_WHAT THE TASK ASKS_
From the entries that follow, gather each line holding the word "your".

_LISTED RECORDS_
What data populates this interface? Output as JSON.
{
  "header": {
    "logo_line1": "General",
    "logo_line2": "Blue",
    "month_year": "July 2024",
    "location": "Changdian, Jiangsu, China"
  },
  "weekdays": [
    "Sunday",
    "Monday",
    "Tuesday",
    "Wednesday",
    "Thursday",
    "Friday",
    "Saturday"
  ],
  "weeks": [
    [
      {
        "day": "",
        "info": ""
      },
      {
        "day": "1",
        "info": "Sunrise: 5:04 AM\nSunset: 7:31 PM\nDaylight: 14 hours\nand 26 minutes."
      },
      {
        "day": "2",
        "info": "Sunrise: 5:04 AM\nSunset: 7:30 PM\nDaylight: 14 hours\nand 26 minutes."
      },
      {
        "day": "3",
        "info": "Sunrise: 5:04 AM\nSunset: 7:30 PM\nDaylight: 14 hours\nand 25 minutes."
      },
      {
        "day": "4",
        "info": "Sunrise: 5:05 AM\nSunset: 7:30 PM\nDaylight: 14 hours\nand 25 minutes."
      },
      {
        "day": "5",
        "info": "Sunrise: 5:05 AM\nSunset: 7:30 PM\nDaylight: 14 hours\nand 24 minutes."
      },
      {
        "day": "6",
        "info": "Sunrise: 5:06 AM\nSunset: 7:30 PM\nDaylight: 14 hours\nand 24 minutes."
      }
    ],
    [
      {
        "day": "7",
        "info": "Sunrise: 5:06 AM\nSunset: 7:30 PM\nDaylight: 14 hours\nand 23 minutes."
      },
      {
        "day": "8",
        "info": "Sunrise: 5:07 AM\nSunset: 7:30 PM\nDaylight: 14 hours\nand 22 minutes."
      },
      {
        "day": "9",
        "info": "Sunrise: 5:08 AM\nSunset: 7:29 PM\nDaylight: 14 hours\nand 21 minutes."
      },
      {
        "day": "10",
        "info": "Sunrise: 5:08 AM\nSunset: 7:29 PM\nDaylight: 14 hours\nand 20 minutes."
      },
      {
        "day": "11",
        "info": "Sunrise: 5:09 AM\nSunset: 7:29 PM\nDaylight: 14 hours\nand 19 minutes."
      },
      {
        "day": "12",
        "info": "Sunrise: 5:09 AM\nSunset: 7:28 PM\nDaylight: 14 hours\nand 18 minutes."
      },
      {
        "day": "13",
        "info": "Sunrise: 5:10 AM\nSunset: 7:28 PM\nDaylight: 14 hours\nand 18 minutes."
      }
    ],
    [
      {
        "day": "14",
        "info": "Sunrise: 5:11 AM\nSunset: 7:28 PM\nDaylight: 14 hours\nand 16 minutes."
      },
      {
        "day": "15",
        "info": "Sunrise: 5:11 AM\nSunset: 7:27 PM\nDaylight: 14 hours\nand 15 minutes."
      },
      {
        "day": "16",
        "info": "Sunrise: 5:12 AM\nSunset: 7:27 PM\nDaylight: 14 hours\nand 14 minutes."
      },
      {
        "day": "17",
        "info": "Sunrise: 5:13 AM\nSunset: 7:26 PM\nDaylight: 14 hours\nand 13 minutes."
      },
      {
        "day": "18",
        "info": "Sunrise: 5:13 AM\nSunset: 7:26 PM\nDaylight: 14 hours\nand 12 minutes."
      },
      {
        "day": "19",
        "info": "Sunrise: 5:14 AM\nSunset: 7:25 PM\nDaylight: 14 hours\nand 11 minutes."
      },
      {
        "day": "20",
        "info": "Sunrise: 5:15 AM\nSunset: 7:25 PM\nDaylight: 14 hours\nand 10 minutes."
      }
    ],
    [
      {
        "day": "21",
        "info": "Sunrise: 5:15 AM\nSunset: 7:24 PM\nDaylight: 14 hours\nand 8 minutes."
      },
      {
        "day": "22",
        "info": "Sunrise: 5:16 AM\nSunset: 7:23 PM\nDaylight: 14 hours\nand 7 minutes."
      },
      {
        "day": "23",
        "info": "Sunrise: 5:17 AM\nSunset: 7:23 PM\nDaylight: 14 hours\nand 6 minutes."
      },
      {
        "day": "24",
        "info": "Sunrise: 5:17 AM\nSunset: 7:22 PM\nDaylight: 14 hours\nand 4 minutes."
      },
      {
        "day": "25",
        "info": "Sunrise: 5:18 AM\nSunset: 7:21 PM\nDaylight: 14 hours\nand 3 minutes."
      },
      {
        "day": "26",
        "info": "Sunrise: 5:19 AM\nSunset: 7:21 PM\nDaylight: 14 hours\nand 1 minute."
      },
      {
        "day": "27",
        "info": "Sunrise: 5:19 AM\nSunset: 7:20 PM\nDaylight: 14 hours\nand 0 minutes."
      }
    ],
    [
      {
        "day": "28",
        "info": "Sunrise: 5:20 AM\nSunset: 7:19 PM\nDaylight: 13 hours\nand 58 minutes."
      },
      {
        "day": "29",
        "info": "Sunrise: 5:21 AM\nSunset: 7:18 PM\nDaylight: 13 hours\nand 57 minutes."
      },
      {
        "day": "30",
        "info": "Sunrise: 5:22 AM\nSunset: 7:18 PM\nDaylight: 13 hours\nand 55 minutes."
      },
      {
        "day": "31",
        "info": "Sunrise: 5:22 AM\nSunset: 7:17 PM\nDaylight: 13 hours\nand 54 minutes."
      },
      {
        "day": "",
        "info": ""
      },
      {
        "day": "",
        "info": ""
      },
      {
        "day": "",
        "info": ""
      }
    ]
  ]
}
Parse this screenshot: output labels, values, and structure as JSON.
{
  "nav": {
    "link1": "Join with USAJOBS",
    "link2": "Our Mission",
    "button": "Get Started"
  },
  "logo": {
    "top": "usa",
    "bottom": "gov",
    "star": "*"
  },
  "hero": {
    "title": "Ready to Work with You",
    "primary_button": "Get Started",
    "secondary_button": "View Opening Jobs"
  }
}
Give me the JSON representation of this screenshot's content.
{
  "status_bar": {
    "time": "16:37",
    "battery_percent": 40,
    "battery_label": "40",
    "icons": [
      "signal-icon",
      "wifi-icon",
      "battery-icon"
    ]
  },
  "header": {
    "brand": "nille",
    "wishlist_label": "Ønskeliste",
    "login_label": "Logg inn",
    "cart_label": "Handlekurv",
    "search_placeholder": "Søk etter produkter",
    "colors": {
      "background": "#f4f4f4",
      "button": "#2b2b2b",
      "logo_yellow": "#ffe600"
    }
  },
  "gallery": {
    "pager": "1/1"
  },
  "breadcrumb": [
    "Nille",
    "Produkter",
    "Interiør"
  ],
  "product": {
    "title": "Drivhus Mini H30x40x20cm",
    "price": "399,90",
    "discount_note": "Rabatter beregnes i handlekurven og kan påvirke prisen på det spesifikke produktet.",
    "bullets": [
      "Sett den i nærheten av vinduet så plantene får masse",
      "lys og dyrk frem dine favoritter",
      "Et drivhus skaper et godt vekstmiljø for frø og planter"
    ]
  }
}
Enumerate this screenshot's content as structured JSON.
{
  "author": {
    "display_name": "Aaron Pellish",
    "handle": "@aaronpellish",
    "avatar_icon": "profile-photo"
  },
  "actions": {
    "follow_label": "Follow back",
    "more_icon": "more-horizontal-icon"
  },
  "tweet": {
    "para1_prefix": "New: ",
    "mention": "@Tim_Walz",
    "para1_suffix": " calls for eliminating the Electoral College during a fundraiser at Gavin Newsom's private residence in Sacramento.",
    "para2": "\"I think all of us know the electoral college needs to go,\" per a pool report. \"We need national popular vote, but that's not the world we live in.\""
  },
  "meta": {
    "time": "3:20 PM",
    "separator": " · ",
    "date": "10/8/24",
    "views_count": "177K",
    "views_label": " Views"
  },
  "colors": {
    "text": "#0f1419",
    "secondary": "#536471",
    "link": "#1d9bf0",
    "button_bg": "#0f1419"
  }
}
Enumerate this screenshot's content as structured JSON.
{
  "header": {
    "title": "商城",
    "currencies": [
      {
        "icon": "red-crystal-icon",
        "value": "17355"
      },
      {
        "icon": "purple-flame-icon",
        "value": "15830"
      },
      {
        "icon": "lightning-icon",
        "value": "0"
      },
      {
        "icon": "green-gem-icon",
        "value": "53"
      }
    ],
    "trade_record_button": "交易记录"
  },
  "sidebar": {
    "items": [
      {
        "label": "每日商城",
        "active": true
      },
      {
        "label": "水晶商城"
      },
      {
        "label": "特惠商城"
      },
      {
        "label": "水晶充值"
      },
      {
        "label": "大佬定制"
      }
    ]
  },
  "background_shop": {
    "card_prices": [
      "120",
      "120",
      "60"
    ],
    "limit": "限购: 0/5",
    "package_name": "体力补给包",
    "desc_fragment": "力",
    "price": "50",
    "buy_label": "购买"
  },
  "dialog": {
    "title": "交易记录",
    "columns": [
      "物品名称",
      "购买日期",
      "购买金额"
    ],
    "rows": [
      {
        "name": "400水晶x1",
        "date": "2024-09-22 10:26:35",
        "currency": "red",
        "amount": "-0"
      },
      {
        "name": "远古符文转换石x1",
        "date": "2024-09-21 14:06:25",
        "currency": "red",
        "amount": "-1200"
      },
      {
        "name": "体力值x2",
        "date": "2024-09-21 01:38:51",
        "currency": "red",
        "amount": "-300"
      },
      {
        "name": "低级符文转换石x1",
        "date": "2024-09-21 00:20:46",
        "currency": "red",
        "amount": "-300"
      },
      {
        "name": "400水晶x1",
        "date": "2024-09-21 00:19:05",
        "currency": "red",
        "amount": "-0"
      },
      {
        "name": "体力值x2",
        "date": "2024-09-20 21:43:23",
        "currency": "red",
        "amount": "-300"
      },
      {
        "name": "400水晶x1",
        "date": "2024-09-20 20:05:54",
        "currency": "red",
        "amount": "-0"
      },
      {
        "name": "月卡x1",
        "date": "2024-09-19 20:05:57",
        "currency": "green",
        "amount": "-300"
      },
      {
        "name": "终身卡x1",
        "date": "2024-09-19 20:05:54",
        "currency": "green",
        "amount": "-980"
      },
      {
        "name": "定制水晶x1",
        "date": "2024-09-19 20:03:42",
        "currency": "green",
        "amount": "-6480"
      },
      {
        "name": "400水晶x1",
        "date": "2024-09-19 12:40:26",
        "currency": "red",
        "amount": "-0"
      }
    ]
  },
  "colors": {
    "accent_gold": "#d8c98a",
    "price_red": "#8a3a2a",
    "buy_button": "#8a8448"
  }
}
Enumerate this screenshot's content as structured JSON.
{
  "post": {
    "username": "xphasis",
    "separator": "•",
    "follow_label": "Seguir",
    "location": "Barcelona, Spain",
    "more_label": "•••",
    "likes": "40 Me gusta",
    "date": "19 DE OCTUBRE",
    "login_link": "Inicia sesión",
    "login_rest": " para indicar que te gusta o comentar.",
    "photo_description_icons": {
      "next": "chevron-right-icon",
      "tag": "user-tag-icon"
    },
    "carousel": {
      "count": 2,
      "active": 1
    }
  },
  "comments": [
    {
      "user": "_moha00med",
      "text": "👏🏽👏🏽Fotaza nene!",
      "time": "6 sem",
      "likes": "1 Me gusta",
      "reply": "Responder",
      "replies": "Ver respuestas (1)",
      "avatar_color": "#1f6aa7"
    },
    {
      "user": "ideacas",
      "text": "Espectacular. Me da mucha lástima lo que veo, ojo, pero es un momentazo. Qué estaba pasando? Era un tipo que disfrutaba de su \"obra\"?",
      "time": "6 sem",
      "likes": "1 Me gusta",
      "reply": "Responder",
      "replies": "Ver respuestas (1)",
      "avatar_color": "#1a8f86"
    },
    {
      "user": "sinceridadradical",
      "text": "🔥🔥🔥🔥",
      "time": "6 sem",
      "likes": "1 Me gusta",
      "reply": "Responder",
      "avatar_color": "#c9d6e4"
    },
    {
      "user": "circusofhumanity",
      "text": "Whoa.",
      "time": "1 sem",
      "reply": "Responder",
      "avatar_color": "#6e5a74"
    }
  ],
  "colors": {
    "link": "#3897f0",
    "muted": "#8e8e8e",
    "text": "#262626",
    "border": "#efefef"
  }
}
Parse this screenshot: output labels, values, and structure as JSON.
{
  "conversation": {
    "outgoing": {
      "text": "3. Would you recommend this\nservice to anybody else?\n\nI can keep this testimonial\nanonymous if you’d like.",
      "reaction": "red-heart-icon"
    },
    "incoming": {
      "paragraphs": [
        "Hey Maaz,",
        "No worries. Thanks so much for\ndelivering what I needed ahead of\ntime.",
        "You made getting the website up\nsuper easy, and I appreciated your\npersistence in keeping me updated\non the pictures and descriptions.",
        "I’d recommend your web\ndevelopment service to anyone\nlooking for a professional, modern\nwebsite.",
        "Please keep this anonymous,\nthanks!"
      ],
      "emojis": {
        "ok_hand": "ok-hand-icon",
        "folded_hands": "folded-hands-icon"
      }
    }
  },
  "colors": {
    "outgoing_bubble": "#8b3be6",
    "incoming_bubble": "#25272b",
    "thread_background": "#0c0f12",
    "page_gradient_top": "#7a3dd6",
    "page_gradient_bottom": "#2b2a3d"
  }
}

_EXERCISE RESPONSE_
        "You made getting the website up\nsuper easy, and I appreciated your\npersistence in keeping me updated\non the pictures and descriptions.",
        "I’d recommend your web\ndevelopment service to anyone\nlooking for a professional, modern\nwebsite.",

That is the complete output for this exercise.